Dataset records:
******************************

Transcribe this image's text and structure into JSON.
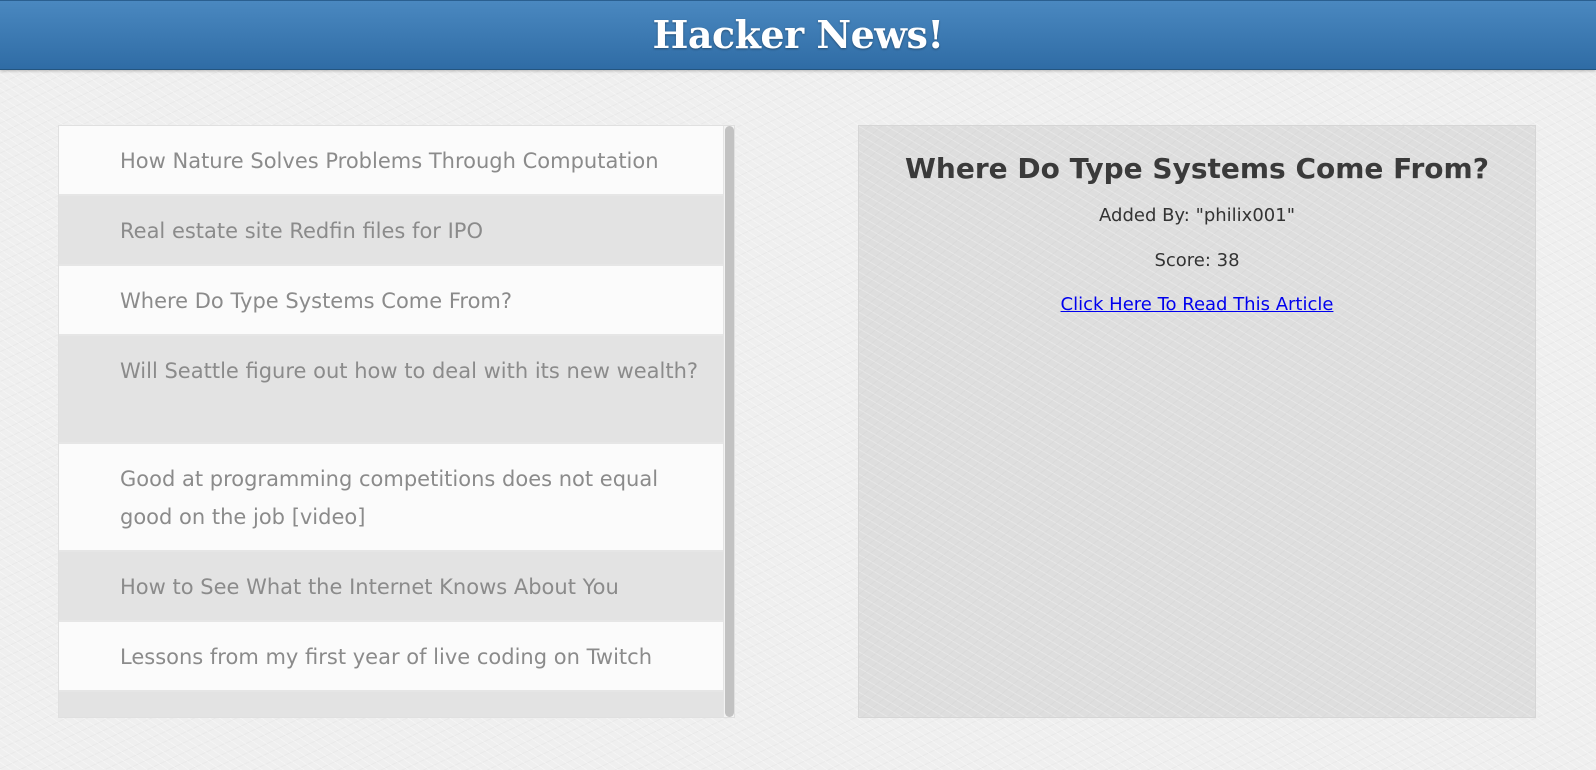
{
  "header": {
    "title": "Hacker News!",
    "background": "#3a78b2"
  },
  "stories": [
    {
      "title": "How Nature Solves Problems Through Computation"
    },
    {
      "title": "Real estate site Redfin files for IPO"
    },
    {
      "title": "Where Do Type Systems Come From?"
    },
    {
      "title": "Will Seattle figure out how to deal with its new wealth?"
    },
    {
      "title": "Good at programming competitions does not equal good on the job [video]"
    },
    {
      "title": "How to See What the Internet Knows About You"
    },
    {
      "title": "Lessons from my first year of live coding on Twitch"
    }
  ],
  "detail": {
    "title": "Where Do Type Systems Come From?",
    "author_text": "Added By: \"philix001\"",
    "score_text": "Score: 38",
    "link_text": "Click Here To Read This Article"
  },
  "colors": {
    "link": "#0000ee",
    "story_text": "#8b8b8b"
  }
}
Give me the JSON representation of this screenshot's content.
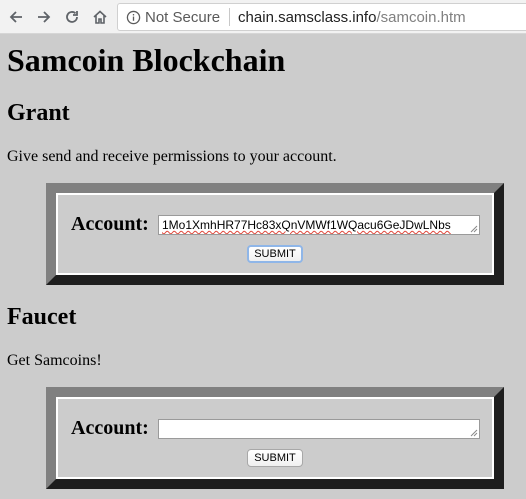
{
  "browser": {
    "security_label": "Not Secure",
    "url_host": "chain.samsclass.info",
    "url_path": "/samcoin.htm"
  },
  "page": {
    "title": "Samcoin Blockchain"
  },
  "grant": {
    "heading": "Grant",
    "description": "Give send and receive permissions to your account.",
    "account_label": "Account:",
    "account_value": "1Mo1XmhHR77Hc83xQnVMWf1WQacu6GeJDwLNbs",
    "submit_label": "SUBMIT"
  },
  "faucet": {
    "heading": "Faucet",
    "description": "Get Samcoins!",
    "account_label": "Account:",
    "account_value": "",
    "submit_label": "SUBMIT"
  }
}
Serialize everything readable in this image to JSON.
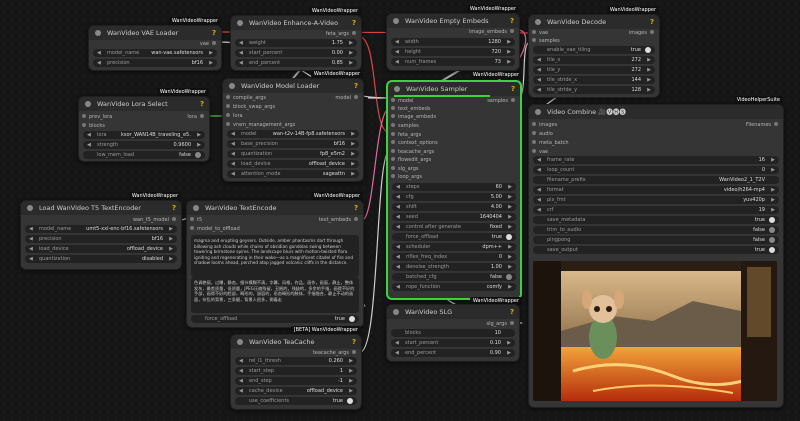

******************************

Exercise objective: Looking at the data above, show all lines where the word "Type" occurs.

Problem solution:
      "title": "Where Do Type Systems Come From?"
    "title": "Where Do Type Systems Come From?",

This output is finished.